Supplied data —
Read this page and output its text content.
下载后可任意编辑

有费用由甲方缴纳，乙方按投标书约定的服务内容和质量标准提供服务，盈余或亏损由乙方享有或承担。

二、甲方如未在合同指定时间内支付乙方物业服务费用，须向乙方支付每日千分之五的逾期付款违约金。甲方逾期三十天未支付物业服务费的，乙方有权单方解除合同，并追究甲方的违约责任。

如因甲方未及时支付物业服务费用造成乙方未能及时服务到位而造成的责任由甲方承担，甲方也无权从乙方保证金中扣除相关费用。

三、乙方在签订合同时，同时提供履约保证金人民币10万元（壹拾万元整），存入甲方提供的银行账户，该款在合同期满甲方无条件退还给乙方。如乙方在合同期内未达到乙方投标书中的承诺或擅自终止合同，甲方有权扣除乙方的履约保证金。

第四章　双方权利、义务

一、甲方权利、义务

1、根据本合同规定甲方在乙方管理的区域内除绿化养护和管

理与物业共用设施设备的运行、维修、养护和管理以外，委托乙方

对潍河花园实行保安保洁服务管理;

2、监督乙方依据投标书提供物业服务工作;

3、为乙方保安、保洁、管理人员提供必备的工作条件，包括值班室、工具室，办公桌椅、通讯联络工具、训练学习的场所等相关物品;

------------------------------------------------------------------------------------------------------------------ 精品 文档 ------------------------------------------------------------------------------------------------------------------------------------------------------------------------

Exercise instructions —
From the records above, extract every entry exactly as given.

Output —
Read this page and output its text content.
下载后可任意编辑

有费用由甲方缴纳，乙方按投标书约定的服务内容和质量标准提供服务，盈余或亏损由乙方享有或承担。

二、甲方如未在合同指定时间内支付乙方物业服务费用，须向乙方支付每日千分之五的逾期付款违约金。甲方逾期三十天未支付物业服务费的，乙方有权单方解除合同，并追究甲方的违约责任。

如因甲方未及时支付物业服务费用造成乙方未能及时服务到位而造成的责任由甲方承担，甲方也无权从乙方保证金中扣除相关费用。

三、乙方在签订合同时，同时提供履约保证金人民币10万元（壹拾万元整），存入甲方提供的银行账户，该款在合同期满甲方无条件退还给乙方。如乙方在合同期内未达到乙方投标书中的承诺或擅自终止合同，甲方有权扣除乙方的履约保证金。

第四章　双方权利、义务

一、甲方权利、义务

1、根据本合同规定甲方在乙方管理的区域内除绿化养护和管

理与物业共用设施设备的运行、维修、养护和管理以外，委托乙方

对潍河花园实行保安保洁服务管理;

2、监督乙方依据投标书提供物业服务工作;

3、为乙方保安、保洁、管理人员提供必备的工作条件，包括值班室、工具室，办公桌椅、通讯联络工具、训练学习的场所等相关物品;

------------------------------------------------------------------------------------------------------------------ 精品 文档 ------------------------------------------------------------------------------------------------------------------------------------------------------------------------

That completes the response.